## Dataset rows about figures
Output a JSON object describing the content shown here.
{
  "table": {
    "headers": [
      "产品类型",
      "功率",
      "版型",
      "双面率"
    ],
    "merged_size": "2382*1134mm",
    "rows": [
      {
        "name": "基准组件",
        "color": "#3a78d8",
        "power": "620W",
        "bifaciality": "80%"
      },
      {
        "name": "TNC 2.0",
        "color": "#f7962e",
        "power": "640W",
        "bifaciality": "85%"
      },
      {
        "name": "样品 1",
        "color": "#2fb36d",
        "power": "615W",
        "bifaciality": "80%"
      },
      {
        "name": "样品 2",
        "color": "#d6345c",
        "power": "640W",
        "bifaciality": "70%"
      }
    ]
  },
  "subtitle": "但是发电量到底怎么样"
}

## THE EXERCISE
Pull every line containing "bifaciality" out of the data above.

## WORKED ANSWER
        "bifaciality": "80%"
        "bifaciality": "85%"
        "bifaciality": "80%"
        "bifaciality": "70%"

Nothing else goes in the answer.